Provided material:
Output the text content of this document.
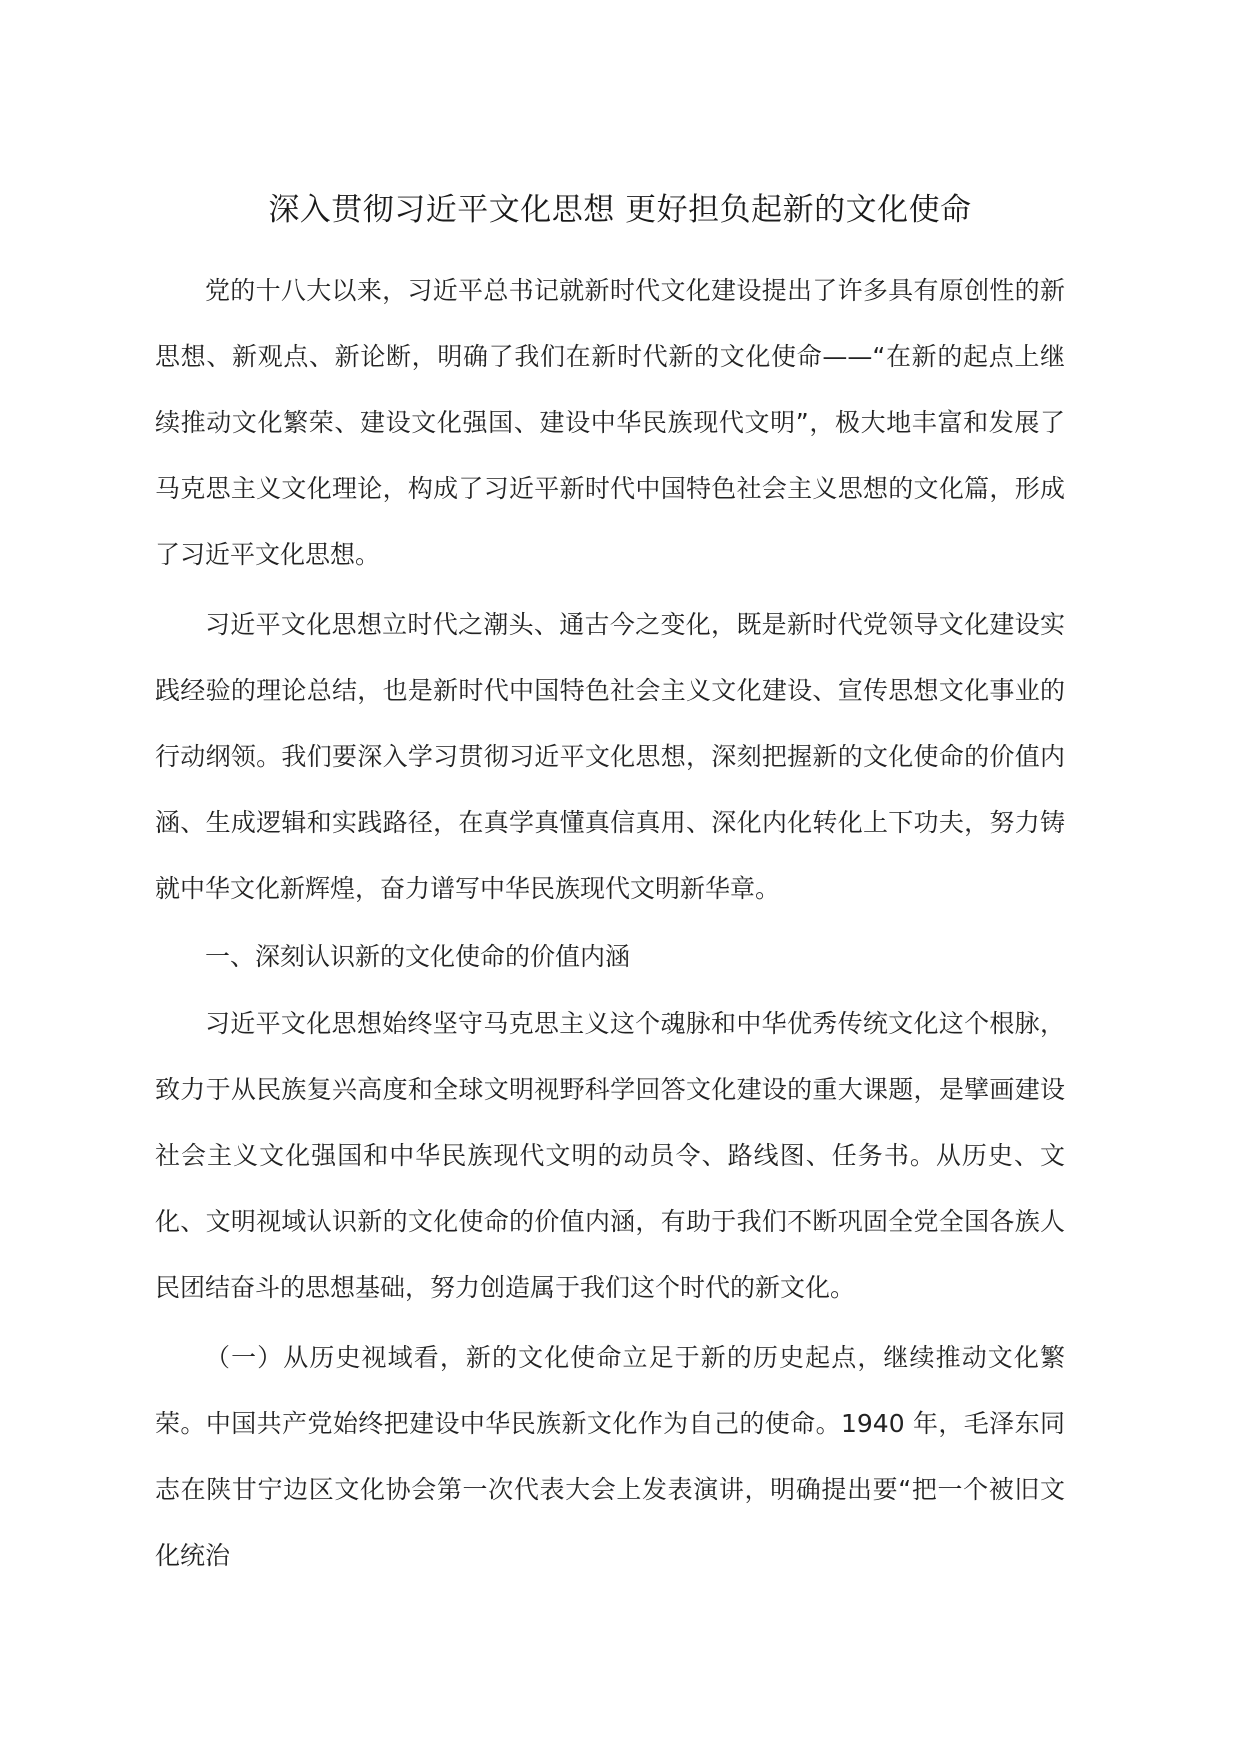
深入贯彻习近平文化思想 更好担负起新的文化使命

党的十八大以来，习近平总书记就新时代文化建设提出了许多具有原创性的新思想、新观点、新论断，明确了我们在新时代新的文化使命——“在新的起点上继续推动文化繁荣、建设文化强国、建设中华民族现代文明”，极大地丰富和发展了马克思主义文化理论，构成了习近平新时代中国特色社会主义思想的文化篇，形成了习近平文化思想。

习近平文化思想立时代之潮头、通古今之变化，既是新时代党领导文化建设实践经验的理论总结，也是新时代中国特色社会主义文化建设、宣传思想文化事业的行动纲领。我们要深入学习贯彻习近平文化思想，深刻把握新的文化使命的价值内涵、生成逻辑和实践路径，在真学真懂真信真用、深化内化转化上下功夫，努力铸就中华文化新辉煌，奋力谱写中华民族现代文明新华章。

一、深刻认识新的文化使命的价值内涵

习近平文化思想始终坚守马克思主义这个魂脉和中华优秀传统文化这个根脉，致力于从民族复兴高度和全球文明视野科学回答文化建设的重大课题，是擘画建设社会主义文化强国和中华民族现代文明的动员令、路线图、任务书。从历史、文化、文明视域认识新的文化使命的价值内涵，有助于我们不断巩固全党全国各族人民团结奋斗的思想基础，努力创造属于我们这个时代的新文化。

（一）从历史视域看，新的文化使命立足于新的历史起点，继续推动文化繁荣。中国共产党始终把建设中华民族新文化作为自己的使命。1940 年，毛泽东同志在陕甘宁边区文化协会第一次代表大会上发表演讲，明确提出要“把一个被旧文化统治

==

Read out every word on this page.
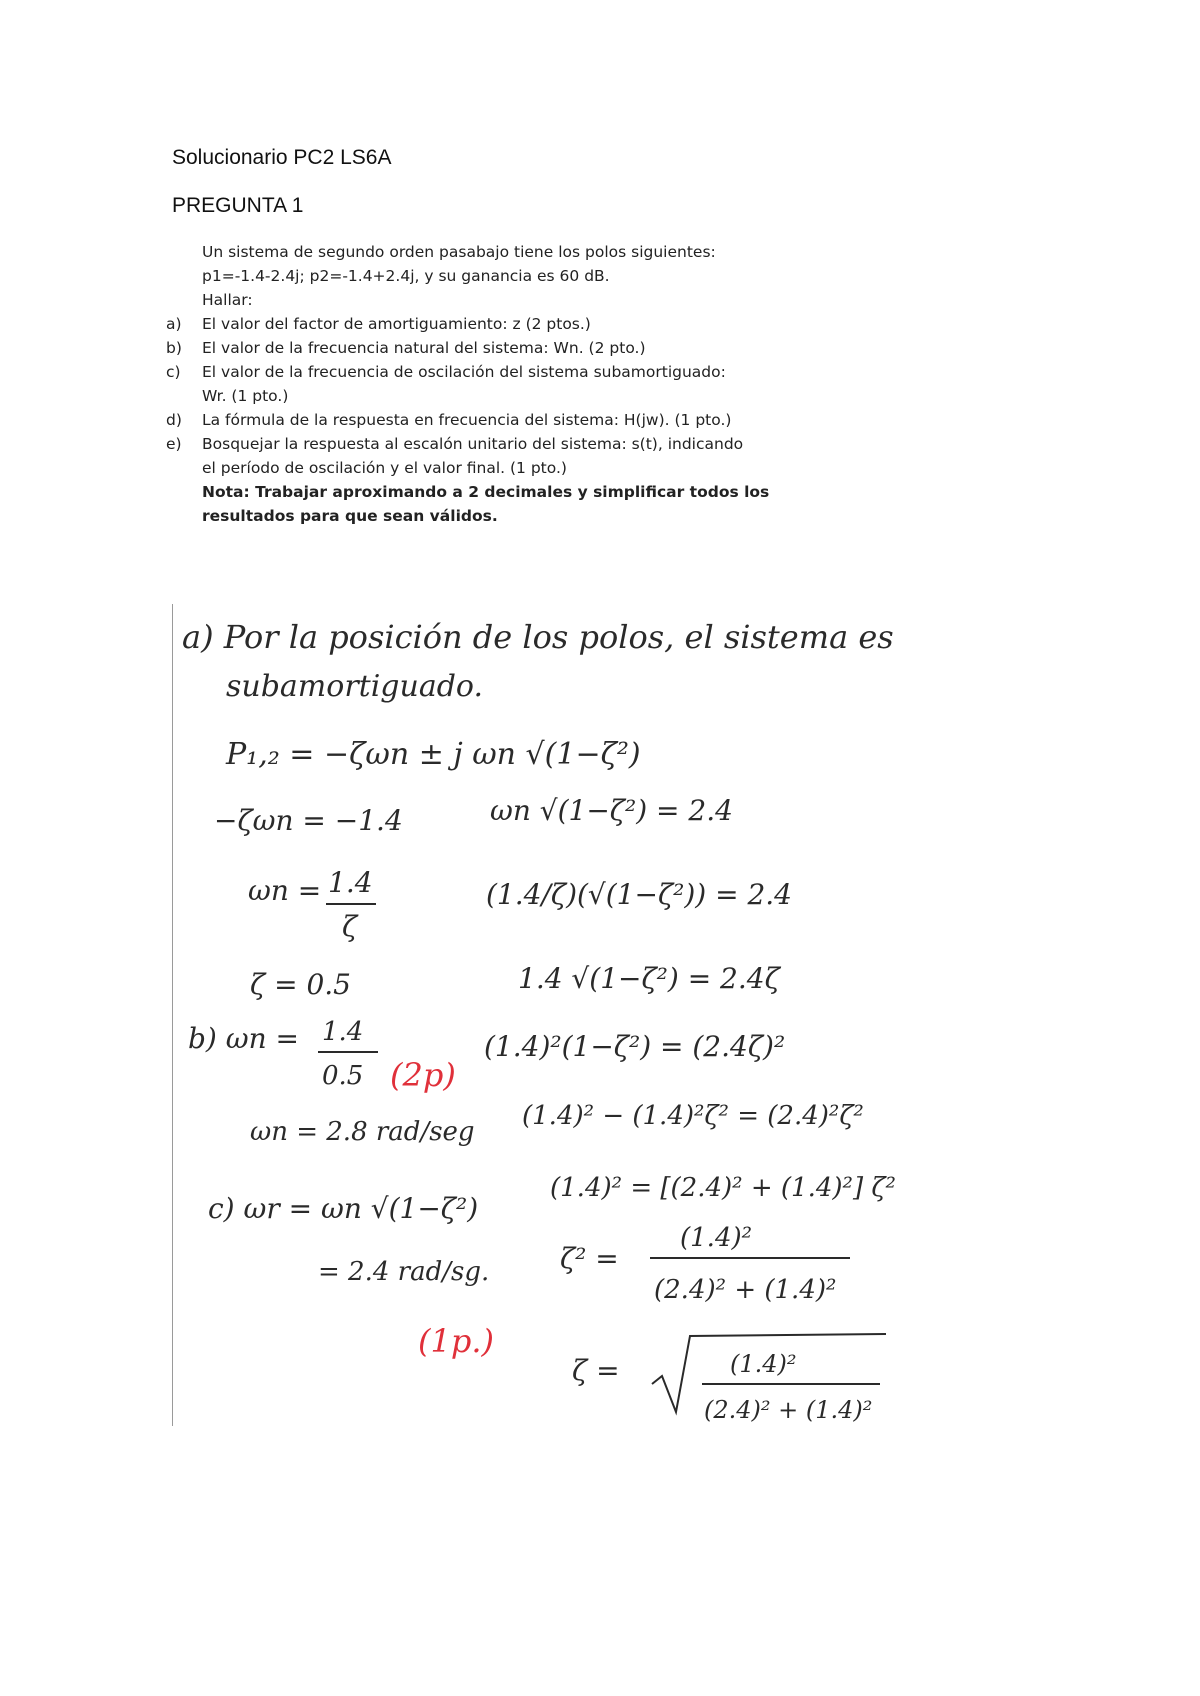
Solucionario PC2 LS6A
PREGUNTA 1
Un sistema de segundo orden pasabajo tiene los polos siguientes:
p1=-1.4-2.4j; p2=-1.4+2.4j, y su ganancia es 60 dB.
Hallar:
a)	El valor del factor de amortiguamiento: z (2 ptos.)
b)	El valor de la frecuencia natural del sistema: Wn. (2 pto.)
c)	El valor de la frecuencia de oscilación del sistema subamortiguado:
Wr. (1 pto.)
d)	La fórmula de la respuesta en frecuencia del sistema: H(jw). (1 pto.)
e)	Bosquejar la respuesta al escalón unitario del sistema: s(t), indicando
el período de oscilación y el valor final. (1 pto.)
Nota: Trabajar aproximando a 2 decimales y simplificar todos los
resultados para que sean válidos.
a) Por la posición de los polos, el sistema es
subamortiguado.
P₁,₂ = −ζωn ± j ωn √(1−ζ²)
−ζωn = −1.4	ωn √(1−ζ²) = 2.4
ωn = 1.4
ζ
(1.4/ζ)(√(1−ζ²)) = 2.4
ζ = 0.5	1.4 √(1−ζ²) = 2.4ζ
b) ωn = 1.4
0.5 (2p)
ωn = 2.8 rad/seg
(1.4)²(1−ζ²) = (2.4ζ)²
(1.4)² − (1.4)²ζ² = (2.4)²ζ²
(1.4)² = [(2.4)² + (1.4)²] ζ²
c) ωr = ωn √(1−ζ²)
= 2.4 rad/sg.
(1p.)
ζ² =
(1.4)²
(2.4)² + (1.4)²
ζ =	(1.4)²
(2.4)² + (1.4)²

Exercise goal: Go over the records above line by line and count those holding the word "this". Reply only with the number.

Task response: 2